── DATA TO USE
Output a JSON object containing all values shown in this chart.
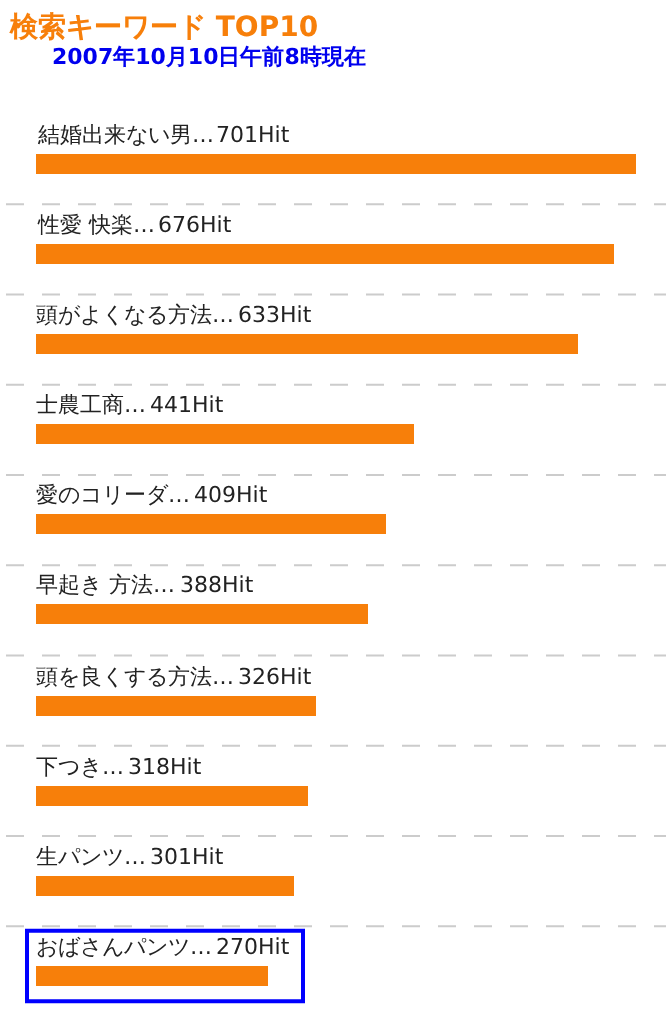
{
  "chart_data": {
    "type": "bar",
    "orientation": "horizontal",
    "title": "検索キーワード TOP10",
    "subtitle": "2007年10月10日午前8時現在",
    "categories": [
      "結婚出来ない男…",
      "性愛 快楽…",
      "頭がよくなる方法…",
      "士農工商…",
      "愛のコリーダ…",
      "早起き 方法…",
      "頭を良くする方法…",
      "下つき…",
      "生パンツ…",
      "おばさんパンツ…"
    ],
    "values": [
      701,
      676,
      633,
      441,
      409,
      388,
      326,
      318,
      301,
      270
    ],
    "value_labels": [
      "701Hit",
      "676Hit",
      "633Hit",
      "441Hit",
      "409Hit",
      "388Hit",
      "326Hit",
      "318Hit",
      "301Hit",
      "270Hit"
    ],
    "color": "#f77f0a",
    "grid": "y"
  }
}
────
=== WHAT YOU HAVE TO DO ===
Reproduce all of the entries word for word, skipping any pictures they hold.

=== WRITTEN RESPONSE ===
Output a JSON object containing all values shown in this chart.
{
  "chart_data": {
    "type": "bar",
    "orientation": "horizontal",
    "title": "検索キーワード TOP10",
    "subtitle": "2007年10月10日午前8時現在",
    "categories": [
      "結婚出来ない男…",
      "性愛 快楽…",
      "頭がよくなる方法…",
      "士農工商…",
      "愛のコリーダ…",
      "早起き 方法…",
      "頭を良くする方法…",
      "下つき…",
      "生パンツ…",
      "おばさんパンツ…"
    ],
    "values": [
      701,
      676,
      633,
      441,
      409,
      388,
      326,
      318,
      301,
      270
    ],
    "value_labels": [
      "701Hit",
      "676Hit",
      "633Hit",
      "441Hit",
      "409Hit",
      "388Hit",
      "326Hit",
      "318Hit",
      "301Hit",
      "270Hit"
    ],
    "color": "#f77f0a",
    "grid": "y"
  }
}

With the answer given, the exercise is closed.